Work required:
Find the word "type" in the data. Return every line where it appears.

Start Recorded data

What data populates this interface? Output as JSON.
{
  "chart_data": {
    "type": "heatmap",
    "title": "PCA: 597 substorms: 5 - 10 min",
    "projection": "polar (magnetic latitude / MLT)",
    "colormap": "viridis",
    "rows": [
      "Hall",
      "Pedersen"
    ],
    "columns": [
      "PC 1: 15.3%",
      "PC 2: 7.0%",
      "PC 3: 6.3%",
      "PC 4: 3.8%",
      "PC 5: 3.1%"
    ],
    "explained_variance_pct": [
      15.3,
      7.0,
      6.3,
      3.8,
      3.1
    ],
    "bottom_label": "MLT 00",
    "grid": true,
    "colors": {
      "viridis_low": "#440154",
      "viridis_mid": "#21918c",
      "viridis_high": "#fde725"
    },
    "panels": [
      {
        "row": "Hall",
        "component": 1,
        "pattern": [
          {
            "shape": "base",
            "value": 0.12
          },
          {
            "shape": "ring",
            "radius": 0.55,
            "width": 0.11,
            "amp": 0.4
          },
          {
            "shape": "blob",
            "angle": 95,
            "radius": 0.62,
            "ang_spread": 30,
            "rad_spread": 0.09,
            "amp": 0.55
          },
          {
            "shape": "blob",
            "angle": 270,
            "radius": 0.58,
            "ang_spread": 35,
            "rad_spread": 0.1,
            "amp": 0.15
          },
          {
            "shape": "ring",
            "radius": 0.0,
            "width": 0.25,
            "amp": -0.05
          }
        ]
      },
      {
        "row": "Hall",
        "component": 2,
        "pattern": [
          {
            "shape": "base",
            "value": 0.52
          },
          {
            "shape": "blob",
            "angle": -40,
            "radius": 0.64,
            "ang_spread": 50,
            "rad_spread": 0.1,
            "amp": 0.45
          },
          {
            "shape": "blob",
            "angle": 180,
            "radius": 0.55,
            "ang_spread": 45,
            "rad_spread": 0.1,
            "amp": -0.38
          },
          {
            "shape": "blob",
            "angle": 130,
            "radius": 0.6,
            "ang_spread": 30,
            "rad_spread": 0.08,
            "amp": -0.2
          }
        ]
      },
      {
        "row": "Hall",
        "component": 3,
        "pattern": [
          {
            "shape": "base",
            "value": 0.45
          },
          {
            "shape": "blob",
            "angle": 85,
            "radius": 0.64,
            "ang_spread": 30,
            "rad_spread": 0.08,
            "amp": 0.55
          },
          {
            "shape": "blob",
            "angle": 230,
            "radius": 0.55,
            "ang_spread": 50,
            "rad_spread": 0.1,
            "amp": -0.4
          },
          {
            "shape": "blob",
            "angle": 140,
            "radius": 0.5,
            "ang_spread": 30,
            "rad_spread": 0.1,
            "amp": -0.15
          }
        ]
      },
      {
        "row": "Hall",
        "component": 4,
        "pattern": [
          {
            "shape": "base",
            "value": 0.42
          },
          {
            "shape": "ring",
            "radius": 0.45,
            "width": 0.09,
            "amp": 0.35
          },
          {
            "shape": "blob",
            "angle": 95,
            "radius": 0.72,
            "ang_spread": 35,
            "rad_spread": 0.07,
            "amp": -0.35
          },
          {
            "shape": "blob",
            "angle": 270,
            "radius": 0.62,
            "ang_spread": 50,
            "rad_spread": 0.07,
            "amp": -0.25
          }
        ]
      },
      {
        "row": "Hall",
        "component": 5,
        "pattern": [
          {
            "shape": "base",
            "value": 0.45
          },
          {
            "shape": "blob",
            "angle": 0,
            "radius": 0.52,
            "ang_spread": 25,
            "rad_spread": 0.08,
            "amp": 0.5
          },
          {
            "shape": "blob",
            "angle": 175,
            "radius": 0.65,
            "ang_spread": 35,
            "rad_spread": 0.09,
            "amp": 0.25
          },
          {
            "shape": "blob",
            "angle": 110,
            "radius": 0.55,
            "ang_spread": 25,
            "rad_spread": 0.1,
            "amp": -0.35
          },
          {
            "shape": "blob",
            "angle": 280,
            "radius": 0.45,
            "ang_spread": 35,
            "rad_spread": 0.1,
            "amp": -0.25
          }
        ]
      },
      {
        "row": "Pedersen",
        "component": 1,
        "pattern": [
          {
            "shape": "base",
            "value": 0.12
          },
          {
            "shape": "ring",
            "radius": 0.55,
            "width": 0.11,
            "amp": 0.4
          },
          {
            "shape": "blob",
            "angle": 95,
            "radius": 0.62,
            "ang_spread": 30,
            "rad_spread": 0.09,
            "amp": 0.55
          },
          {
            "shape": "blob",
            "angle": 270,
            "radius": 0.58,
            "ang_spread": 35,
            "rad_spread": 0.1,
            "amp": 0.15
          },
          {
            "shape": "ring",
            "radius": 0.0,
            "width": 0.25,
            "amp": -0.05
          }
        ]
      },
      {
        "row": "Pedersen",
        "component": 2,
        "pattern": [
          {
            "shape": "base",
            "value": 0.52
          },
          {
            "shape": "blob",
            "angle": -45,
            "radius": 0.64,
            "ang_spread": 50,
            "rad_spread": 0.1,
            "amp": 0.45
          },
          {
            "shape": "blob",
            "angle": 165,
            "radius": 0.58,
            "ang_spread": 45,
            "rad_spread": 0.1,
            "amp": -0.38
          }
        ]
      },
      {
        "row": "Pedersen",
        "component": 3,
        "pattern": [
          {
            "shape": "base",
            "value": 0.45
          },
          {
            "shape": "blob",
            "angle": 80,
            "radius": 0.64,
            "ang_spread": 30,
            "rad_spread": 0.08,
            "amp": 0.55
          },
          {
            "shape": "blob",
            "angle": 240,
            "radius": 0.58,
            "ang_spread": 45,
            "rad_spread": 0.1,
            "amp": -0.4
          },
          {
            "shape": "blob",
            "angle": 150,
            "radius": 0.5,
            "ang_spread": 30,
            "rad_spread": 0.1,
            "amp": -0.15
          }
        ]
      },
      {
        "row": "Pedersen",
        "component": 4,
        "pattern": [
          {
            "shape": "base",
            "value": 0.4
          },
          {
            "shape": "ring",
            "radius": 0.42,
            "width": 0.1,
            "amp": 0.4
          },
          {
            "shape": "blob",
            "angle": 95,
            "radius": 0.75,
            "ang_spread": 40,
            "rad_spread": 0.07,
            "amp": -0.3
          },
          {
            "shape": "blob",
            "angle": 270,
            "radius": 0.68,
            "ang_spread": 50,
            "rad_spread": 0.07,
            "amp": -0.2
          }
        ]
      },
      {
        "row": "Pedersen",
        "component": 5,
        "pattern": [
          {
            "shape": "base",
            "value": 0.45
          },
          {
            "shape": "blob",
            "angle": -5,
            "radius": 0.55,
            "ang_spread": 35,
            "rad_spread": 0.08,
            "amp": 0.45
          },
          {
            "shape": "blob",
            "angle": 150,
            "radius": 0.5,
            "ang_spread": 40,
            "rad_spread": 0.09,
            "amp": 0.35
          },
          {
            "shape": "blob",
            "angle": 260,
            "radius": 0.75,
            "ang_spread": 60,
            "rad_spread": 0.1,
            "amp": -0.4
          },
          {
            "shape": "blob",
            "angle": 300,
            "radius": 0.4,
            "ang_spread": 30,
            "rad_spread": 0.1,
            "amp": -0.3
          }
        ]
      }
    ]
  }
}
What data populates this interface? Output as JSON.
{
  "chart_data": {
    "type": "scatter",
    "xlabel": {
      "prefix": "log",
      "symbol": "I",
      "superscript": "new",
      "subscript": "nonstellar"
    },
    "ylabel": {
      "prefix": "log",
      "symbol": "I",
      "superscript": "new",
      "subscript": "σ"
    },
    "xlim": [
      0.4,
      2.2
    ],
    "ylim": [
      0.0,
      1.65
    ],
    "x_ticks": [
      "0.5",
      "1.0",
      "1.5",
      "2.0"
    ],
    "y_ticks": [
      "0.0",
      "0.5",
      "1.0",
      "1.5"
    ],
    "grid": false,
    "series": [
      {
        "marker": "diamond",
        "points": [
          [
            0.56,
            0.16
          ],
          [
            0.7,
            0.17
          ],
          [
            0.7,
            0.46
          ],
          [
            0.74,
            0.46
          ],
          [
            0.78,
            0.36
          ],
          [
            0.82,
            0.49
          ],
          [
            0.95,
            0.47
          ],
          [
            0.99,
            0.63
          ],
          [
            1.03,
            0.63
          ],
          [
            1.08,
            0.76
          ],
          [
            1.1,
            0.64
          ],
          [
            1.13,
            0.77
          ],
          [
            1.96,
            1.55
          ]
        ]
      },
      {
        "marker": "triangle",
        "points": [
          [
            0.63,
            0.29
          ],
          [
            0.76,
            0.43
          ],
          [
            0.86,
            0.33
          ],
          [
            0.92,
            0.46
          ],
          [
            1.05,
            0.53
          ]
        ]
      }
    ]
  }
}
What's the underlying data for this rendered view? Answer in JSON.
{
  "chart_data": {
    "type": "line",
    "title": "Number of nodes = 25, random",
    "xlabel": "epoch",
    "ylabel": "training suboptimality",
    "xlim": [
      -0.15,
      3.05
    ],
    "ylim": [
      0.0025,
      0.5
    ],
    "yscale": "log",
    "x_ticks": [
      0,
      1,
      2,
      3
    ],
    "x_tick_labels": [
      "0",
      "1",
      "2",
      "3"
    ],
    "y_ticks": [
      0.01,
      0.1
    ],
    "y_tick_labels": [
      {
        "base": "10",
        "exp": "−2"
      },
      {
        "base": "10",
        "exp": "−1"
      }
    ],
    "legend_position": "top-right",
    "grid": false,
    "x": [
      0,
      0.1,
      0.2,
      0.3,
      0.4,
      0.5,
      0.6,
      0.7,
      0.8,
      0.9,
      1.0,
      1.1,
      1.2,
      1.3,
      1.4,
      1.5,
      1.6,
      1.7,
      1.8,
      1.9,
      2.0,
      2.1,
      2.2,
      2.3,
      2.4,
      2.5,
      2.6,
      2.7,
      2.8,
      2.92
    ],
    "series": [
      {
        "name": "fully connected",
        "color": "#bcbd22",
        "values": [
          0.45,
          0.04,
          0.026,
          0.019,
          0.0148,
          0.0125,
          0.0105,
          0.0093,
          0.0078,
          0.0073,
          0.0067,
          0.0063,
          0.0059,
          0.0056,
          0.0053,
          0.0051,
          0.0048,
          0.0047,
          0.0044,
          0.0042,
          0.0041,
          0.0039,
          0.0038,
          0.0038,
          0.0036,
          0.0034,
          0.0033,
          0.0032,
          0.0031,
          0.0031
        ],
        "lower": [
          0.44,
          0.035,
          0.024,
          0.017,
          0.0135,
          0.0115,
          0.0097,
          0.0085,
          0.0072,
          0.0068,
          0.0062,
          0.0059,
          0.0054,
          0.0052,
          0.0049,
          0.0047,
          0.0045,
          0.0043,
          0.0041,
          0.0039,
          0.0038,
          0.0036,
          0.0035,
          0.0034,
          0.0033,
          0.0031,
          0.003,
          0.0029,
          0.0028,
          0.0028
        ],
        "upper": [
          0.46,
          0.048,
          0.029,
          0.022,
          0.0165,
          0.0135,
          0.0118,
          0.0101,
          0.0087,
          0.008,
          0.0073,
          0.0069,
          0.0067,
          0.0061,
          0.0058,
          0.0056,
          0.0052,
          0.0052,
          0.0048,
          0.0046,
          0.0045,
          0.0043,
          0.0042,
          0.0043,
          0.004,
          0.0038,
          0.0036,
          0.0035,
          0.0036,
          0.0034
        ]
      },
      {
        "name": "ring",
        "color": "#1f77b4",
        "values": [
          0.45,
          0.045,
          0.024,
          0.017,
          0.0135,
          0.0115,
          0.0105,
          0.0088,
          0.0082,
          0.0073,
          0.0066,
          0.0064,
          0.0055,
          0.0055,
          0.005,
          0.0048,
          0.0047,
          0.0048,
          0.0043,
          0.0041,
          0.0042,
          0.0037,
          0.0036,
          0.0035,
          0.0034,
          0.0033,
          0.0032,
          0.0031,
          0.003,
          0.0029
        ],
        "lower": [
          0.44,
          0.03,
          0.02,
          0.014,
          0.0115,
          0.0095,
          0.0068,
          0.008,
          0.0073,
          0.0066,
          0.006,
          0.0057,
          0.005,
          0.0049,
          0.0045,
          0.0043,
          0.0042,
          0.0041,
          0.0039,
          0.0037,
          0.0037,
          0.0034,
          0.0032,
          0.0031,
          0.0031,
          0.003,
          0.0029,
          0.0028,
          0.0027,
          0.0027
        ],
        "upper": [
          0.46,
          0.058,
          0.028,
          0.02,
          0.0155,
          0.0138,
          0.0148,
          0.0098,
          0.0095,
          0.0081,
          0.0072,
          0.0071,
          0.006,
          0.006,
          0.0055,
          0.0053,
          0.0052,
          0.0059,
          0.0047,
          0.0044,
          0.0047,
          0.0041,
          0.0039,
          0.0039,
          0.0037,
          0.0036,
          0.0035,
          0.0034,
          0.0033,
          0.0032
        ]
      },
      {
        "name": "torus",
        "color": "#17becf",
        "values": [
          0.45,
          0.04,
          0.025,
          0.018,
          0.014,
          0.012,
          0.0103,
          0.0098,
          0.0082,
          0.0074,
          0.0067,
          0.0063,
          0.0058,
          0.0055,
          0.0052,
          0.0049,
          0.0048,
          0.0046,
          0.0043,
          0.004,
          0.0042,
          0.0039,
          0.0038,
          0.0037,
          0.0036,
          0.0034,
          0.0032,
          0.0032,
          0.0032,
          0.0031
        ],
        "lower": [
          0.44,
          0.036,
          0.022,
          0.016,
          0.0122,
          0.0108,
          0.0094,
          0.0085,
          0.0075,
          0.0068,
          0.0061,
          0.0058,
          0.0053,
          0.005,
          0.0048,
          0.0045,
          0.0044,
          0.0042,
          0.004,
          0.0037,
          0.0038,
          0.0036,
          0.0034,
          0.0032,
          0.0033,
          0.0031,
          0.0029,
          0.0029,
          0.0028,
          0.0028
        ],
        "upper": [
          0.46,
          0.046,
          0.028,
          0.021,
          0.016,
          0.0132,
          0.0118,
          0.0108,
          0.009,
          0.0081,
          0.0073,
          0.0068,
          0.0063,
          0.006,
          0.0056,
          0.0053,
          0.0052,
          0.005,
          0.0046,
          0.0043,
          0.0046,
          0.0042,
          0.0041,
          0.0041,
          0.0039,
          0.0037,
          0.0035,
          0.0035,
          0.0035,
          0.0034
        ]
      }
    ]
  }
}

End Recorded data

Task output:
    "type": "heatmap",
    "type": "scatter",
    "type": "line",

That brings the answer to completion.